▸ **Given request**
Among the entries, which lines carry the string "JSON"? Copy each of them.

++++

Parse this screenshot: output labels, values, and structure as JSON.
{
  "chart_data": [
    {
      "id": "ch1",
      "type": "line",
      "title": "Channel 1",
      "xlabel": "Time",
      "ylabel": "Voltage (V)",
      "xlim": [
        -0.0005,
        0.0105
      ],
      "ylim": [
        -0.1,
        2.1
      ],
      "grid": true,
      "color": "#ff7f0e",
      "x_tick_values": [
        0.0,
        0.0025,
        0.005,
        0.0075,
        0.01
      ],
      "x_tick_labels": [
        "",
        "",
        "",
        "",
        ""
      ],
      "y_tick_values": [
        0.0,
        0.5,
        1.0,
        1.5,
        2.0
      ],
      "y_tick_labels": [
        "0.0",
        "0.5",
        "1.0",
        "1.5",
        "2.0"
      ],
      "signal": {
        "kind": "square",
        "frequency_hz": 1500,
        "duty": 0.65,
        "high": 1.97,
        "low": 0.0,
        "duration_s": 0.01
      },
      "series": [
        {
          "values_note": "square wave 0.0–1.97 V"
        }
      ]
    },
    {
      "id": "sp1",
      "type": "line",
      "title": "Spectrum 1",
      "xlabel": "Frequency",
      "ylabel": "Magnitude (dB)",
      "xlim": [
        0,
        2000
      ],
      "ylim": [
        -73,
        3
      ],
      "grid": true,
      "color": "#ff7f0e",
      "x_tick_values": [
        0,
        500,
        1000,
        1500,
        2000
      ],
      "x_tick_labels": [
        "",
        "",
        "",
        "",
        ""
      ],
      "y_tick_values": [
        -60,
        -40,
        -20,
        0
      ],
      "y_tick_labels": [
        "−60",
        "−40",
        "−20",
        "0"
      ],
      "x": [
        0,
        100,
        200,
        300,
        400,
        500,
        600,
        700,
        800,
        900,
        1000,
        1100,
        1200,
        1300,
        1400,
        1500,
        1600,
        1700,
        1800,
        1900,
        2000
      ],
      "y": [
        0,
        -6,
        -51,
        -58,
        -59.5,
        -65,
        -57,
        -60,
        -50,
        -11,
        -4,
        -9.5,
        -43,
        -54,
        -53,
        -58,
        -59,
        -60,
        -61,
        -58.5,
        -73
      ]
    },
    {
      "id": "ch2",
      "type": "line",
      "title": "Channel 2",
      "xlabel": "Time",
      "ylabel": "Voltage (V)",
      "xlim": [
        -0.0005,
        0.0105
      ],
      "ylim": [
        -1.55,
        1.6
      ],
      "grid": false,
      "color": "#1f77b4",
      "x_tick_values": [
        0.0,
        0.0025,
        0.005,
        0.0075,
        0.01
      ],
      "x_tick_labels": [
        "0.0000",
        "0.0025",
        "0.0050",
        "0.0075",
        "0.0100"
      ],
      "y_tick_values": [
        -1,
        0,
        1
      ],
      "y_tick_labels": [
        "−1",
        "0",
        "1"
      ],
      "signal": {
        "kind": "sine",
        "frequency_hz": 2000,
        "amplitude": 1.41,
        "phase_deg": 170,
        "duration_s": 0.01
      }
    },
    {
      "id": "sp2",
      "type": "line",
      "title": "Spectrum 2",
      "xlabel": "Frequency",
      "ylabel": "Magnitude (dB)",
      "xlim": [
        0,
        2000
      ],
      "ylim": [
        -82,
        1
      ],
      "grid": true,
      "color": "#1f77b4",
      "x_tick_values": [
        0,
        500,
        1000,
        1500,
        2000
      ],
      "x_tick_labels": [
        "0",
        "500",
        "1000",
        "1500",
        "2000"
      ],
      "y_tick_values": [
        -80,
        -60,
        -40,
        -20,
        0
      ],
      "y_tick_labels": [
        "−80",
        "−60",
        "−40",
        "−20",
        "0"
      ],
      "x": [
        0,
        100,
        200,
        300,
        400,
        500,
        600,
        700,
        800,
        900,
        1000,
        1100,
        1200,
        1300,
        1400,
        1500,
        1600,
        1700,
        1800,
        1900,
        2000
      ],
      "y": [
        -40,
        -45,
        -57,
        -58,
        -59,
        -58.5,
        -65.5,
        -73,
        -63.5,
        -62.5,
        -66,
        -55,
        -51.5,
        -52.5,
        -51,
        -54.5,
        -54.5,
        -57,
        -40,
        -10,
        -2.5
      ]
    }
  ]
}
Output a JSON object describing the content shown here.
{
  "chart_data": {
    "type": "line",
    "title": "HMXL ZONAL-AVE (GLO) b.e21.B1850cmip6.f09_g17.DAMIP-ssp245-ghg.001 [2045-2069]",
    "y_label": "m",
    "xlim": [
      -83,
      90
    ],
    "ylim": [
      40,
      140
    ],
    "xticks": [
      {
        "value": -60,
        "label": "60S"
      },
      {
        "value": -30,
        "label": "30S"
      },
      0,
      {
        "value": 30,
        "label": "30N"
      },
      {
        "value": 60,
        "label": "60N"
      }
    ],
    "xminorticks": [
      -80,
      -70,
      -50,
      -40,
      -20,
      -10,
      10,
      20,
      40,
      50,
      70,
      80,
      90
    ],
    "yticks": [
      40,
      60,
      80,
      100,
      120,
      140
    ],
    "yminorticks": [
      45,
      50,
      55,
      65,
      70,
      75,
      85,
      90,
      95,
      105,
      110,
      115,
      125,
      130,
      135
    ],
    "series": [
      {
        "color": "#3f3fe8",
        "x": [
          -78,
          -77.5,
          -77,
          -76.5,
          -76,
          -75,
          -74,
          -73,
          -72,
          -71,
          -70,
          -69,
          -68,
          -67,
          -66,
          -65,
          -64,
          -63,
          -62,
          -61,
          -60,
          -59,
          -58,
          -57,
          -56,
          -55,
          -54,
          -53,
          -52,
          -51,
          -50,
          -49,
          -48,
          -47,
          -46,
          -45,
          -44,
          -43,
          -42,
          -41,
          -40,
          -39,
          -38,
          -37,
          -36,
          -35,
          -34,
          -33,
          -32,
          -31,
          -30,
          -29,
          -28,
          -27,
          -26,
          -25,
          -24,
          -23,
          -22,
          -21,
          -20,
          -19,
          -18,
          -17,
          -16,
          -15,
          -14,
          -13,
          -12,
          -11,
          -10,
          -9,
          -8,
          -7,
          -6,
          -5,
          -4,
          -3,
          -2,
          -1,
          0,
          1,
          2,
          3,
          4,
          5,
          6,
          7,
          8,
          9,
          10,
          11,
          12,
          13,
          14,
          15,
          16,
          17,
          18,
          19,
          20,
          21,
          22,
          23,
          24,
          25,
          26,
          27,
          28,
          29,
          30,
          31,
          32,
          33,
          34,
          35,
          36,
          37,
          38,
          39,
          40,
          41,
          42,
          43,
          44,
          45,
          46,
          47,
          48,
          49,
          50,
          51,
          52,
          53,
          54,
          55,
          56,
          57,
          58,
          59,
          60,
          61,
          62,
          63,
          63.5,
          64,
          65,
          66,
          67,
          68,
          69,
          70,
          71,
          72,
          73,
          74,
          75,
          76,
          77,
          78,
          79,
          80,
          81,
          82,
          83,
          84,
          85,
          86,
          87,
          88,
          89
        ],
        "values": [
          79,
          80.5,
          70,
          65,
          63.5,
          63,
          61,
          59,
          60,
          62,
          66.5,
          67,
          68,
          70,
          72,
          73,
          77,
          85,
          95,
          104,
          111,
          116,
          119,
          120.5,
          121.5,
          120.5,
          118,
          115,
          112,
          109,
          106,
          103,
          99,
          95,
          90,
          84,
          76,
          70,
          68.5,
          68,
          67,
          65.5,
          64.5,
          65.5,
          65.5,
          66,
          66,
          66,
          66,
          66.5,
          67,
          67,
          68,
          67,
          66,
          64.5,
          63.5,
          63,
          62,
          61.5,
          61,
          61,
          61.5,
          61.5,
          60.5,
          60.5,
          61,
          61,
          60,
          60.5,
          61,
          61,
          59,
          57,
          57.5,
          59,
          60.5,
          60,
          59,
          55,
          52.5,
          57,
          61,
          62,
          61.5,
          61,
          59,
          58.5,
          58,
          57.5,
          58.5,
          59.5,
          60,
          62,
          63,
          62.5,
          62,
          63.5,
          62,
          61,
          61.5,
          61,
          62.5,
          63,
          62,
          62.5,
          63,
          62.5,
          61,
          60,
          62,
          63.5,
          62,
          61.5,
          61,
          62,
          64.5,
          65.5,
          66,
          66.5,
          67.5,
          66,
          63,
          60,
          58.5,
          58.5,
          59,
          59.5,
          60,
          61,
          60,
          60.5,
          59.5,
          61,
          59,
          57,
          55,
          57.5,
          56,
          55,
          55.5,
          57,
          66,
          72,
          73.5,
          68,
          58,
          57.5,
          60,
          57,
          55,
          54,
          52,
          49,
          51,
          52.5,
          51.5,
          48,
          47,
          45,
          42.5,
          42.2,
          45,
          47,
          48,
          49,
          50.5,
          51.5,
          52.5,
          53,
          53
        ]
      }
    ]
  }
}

++++

▸ **Output**
Parse this screenshot: output labels, values, and structure as JSON.
Output a JSON object describing the content shown here.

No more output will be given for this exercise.